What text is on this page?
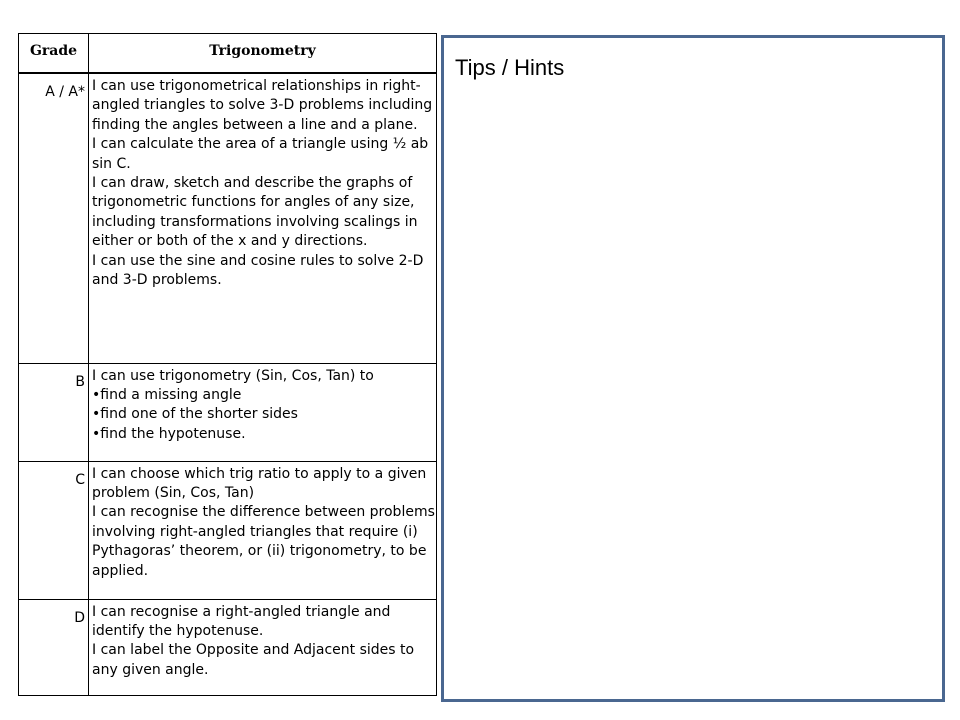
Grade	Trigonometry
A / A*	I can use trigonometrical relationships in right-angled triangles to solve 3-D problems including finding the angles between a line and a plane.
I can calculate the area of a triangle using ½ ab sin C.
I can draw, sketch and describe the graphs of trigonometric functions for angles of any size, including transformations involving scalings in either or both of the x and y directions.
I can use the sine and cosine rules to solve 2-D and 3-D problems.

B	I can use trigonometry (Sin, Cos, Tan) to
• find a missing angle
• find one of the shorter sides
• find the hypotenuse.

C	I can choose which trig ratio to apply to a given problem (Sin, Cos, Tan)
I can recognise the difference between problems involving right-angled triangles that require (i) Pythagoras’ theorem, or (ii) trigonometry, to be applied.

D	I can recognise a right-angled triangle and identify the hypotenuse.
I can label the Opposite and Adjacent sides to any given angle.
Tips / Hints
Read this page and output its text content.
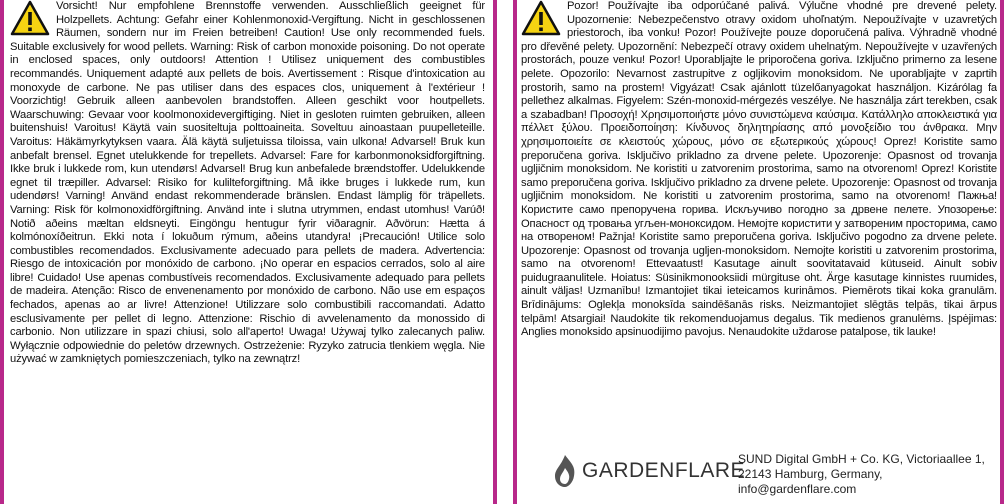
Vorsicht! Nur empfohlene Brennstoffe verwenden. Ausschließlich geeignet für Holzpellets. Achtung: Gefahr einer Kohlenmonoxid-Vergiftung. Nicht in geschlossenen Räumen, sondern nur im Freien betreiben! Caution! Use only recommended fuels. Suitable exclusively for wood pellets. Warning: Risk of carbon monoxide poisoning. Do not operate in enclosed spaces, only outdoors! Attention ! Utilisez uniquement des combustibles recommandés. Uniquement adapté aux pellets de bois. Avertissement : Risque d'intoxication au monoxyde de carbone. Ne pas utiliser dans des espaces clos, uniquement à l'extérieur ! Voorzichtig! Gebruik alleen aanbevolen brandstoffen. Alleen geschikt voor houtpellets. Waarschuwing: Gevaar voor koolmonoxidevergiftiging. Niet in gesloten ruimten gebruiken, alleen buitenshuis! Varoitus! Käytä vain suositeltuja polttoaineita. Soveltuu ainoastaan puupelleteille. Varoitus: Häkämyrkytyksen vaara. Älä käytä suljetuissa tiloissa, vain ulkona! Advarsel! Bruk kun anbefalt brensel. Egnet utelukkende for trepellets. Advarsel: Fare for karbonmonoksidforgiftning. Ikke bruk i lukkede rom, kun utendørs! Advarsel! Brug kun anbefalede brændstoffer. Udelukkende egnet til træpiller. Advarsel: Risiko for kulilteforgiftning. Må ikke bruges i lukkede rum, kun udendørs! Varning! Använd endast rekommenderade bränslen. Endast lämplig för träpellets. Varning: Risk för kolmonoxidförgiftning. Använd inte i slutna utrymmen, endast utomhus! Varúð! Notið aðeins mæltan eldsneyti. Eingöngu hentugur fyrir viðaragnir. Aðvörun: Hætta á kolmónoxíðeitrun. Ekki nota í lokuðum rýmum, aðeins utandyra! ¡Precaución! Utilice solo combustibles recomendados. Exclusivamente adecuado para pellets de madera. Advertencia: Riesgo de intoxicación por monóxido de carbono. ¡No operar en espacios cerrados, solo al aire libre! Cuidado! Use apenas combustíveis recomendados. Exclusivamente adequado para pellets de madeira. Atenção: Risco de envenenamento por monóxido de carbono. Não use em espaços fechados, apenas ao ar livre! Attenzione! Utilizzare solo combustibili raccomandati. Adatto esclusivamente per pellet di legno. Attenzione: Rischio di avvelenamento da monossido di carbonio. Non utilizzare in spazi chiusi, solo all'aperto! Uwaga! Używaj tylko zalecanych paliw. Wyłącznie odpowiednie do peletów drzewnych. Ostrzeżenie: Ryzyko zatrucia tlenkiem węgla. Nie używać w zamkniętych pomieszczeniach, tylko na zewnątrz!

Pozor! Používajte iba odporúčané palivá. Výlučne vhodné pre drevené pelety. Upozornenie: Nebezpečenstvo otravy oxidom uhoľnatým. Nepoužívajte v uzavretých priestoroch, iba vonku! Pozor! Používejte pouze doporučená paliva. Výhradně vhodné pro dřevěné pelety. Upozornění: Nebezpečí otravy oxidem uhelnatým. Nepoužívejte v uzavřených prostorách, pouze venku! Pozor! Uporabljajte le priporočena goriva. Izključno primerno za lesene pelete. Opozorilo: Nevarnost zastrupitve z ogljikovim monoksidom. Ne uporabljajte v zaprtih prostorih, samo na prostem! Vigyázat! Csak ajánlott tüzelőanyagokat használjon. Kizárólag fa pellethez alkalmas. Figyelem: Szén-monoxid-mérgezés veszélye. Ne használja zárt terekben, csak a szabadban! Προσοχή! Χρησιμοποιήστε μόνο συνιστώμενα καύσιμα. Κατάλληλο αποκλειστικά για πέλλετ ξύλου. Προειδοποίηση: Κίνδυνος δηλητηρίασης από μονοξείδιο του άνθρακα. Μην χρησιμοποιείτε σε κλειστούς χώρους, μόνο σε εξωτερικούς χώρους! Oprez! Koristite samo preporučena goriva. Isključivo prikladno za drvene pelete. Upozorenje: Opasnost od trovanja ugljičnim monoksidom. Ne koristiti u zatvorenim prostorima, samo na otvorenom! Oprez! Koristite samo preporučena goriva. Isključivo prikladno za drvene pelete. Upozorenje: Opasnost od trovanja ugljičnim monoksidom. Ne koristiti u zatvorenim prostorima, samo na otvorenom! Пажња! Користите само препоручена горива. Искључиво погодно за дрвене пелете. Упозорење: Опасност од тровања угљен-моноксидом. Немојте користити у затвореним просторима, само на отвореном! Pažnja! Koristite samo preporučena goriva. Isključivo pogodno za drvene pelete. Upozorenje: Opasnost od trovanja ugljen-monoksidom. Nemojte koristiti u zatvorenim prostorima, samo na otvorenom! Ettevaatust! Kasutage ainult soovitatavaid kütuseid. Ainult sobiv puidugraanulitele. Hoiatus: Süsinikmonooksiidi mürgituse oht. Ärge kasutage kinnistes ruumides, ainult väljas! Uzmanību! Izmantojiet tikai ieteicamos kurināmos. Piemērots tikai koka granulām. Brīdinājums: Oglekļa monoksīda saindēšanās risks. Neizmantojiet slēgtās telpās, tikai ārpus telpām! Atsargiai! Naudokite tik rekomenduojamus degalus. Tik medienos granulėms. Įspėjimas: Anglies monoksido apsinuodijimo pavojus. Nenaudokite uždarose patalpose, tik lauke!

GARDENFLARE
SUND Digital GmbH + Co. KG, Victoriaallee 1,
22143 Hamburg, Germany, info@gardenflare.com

++++++++++++++++++++

* INSTRUCTIONS FOR THE TASK *
Extract each line holding the string "text".

* RESPONSE TO THE TASK *
What text is on this page?
Read this page and output its text content.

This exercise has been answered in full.